• **TO BE DONE**:
Leave out any pictures and transcribe all other data below exactly.

• **DATA IN THIS EXERCISE**:
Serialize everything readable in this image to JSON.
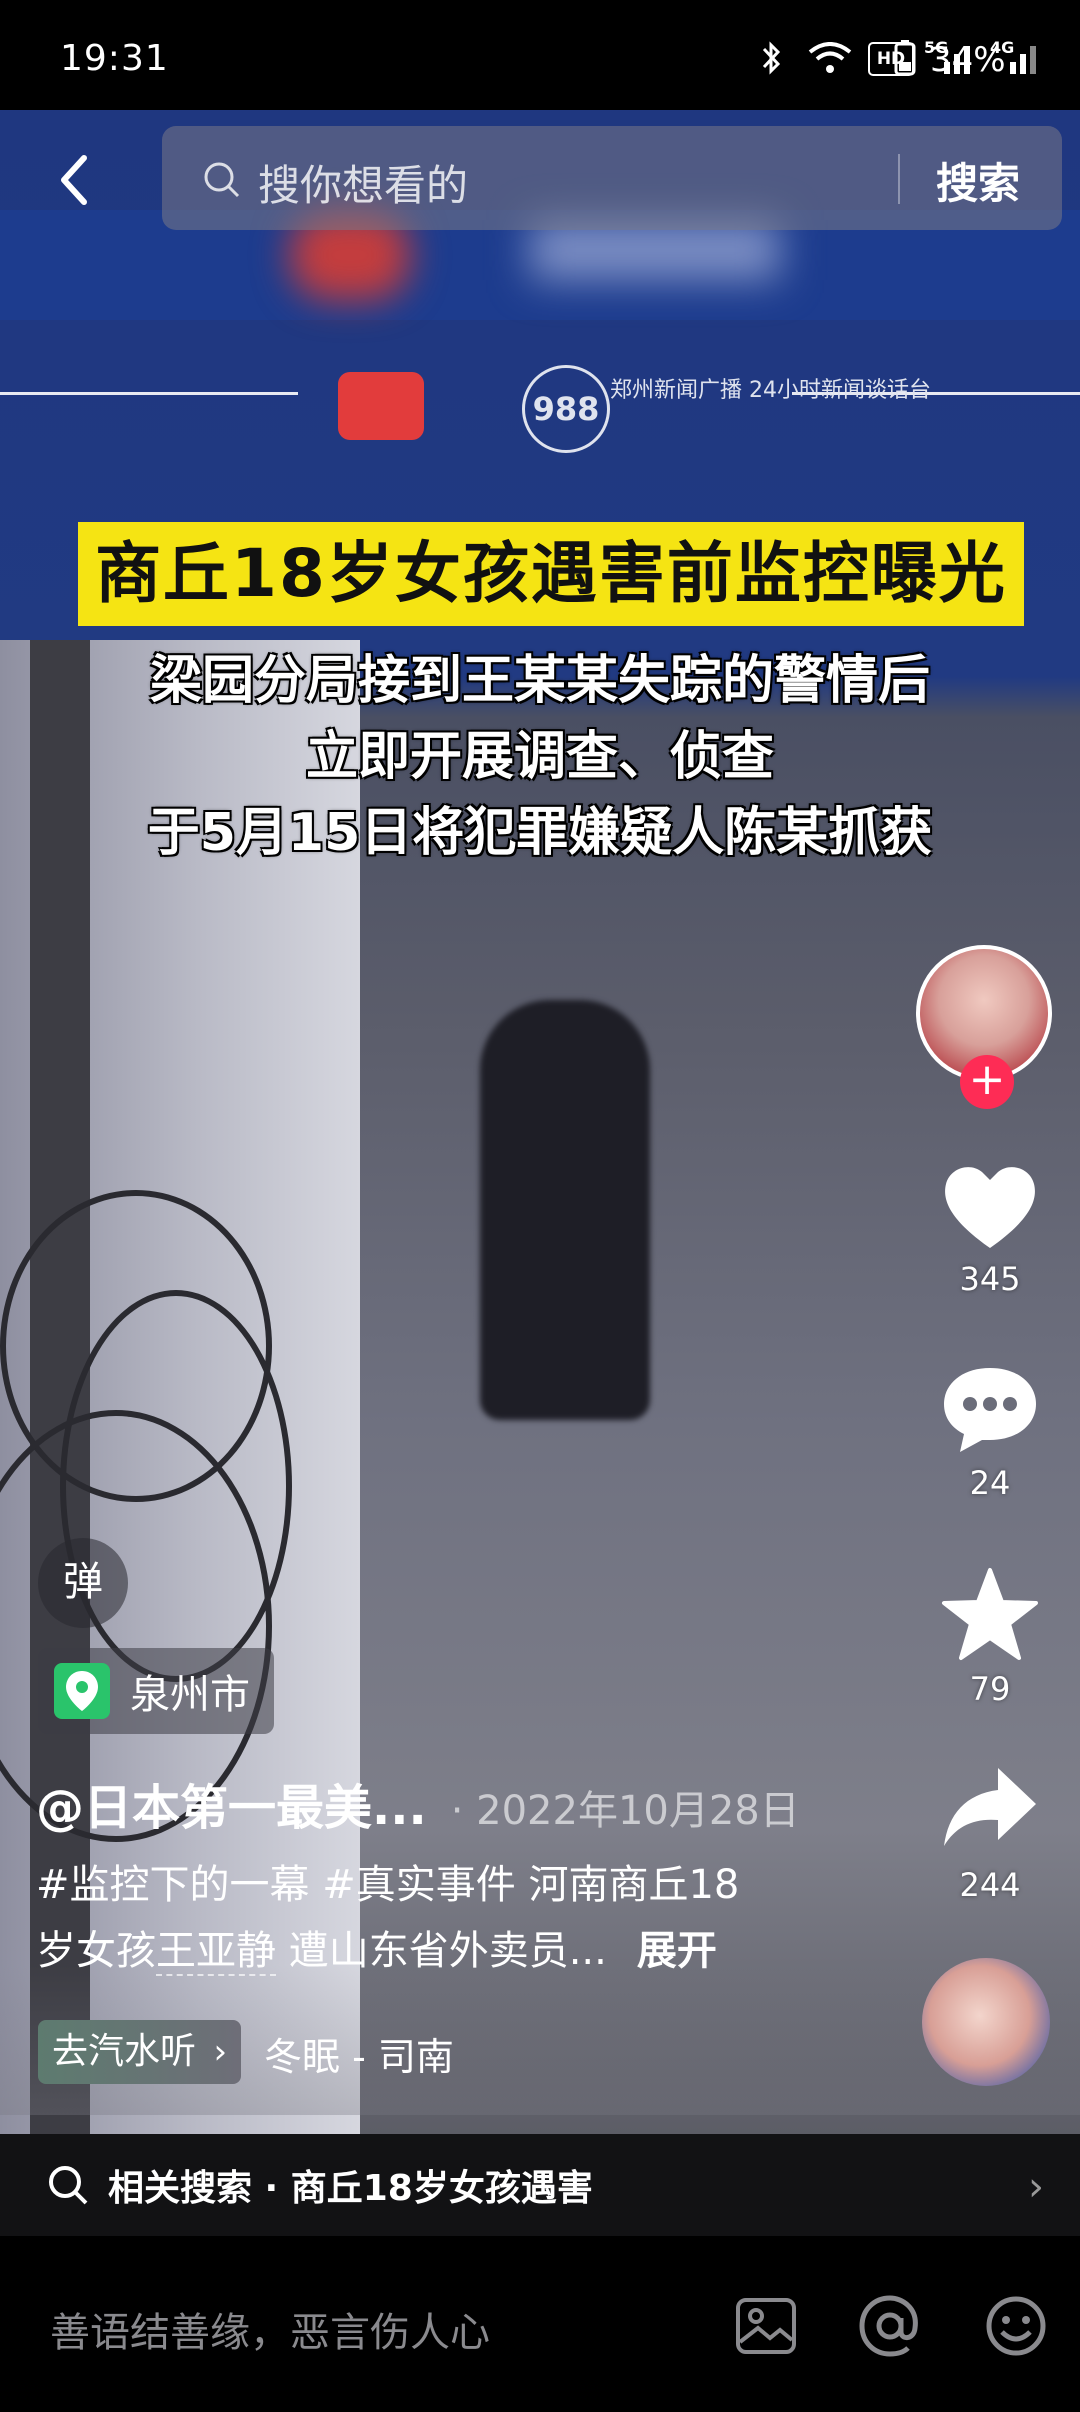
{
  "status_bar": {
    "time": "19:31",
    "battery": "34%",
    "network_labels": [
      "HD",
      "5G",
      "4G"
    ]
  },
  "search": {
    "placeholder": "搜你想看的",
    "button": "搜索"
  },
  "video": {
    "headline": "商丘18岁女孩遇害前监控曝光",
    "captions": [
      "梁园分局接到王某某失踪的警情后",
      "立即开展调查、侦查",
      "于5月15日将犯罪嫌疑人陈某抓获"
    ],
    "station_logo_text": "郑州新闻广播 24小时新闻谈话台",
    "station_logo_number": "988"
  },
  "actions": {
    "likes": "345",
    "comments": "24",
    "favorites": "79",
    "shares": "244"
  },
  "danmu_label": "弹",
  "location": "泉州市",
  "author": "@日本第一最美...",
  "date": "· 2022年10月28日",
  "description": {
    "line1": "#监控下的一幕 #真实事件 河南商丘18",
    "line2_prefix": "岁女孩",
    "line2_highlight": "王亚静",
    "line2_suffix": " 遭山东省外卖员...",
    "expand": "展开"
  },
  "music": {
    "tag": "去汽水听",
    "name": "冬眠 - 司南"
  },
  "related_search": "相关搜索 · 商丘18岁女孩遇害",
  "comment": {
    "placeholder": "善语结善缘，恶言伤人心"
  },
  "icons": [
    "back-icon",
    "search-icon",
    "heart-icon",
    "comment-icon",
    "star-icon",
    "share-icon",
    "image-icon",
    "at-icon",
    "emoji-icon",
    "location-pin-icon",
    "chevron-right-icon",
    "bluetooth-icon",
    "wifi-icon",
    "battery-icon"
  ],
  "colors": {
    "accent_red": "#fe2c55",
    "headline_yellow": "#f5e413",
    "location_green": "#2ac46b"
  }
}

• **COMPLETE ANSWER**:
Serialize everything readable in this image to JSON.
{
  "status_bar": {
    "time": "19:31",
    "battery": "34%",
    "network_labels": [
      "HD",
      "5G",
      "4G"
    ]
  },
  "search": {
    "placeholder": "搜你想看的",
    "button": "搜索"
  },
  "video": {
    "headline": "商丘18岁女孩遇害前监控曝光",
    "captions": [
      "梁园分局接到王某某失踪的警情后",
      "立即开展调查、侦查",
      "于5月15日将犯罪嫌疑人陈某抓获"
    ],
    "station_logo_text": "郑州新闻广播 24小时新闻谈话台",
    "station_logo_number": "988"
  },
  "actions": {
    "likes": "345",
    "comments": "24",
    "favorites": "79",
    "shares": "244"
  },
  "danmu_label": "弹",
  "location": "泉州市",
  "author": "@日本第一最美...",
  "date": "· 2022年10月28日",
  "description": {
    "line1": "#监控下的一幕 #真实事件 河南商丘18",
    "line2_prefix": "岁女孩",
    "line2_highlight": "王亚静",
    "line2_suffix": " 遭山东省外卖员...",
    "expand": "展开"
  },
  "music": {
    "tag": "去汽水听",
    "name": "冬眠 - 司南"
  },
  "related_search": "相关搜索 · 商丘18岁女孩遇害",
  "comment": {
    "placeholder": "善语结善缘，恶言伤人心"
  },
  "icons": [
    "back-icon",
    "search-icon",
    "heart-icon",
    "comment-icon",
    "star-icon",
    "share-icon",
    "image-icon",
    "at-icon",
    "emoji-icon",
    "location-pin-icon",
    "chevron-right-icon",
    "bluetooth-icon",
    "wifi-icon",
    "battery-icon"
  ],
  "colors": {
    "accent_red": "#fe2c55",
    "headline_yellow": "#f5e413",
    "location_green": "#2ac46b"
  }
}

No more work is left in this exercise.